-- Data for processing start --

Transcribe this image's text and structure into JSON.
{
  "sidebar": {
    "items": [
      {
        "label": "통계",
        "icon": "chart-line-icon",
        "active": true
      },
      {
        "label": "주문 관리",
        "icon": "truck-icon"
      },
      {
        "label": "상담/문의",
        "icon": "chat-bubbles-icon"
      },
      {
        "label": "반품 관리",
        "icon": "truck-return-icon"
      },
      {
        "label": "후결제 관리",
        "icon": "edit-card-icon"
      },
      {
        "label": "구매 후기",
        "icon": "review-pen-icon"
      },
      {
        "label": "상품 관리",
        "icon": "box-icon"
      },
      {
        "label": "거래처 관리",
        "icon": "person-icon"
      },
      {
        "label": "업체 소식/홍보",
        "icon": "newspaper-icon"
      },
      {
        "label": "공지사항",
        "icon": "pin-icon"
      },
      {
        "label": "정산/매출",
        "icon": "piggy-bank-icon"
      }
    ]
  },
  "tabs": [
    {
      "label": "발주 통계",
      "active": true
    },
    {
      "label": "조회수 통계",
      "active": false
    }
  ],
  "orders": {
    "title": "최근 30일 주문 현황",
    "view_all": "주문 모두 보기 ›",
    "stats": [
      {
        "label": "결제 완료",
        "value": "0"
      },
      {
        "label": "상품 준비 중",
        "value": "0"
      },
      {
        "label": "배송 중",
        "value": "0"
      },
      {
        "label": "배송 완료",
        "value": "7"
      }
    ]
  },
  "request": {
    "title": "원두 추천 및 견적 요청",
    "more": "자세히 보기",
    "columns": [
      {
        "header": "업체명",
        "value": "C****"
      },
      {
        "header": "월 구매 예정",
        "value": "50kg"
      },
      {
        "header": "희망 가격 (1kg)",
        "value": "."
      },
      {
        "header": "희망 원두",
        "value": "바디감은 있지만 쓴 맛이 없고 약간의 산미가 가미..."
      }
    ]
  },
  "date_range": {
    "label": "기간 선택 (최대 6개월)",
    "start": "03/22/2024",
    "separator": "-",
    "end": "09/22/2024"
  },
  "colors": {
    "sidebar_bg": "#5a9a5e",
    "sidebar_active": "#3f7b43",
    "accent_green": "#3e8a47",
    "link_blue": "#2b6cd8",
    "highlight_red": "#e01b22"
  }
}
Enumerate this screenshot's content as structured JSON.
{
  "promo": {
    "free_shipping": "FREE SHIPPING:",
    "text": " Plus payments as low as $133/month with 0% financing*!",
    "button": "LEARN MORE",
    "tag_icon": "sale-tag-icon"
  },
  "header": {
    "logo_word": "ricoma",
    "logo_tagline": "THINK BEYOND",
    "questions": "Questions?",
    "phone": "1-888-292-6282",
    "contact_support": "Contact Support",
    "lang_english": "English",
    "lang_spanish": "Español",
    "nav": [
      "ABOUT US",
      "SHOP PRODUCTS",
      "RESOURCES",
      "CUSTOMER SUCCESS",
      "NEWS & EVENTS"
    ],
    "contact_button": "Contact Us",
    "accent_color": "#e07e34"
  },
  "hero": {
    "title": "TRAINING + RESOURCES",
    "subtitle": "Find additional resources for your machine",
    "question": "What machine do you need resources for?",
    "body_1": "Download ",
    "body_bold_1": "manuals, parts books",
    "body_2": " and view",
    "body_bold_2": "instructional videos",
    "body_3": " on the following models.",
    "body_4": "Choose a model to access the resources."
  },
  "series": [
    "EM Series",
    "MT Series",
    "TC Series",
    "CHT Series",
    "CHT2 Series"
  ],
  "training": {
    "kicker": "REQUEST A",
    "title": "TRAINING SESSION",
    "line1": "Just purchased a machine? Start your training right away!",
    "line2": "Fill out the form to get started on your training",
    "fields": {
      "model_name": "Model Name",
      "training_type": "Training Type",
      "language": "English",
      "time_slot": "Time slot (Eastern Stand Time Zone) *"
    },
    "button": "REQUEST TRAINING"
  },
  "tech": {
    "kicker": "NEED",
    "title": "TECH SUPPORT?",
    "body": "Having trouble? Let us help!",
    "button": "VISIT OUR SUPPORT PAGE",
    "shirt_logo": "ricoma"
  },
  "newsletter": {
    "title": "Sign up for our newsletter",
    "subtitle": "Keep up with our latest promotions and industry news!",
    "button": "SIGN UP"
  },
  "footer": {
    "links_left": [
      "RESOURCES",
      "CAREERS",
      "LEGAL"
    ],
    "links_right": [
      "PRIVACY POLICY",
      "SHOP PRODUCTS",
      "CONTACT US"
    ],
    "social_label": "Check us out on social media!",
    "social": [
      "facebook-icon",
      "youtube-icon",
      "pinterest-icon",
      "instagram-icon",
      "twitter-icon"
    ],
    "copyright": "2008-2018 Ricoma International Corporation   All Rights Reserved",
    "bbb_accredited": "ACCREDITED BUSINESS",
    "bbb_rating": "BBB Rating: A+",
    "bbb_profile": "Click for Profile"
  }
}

-- Data for processing end --

### Given problem
Scan the material above for the string "your" and return the lines that hold it.

### Answer below
    "subtitle": "Find additional resources for your machine",
    "line1": "Just purchased a machine? Start your training right away!",
    "line2": "Fill out the form to get started on your training",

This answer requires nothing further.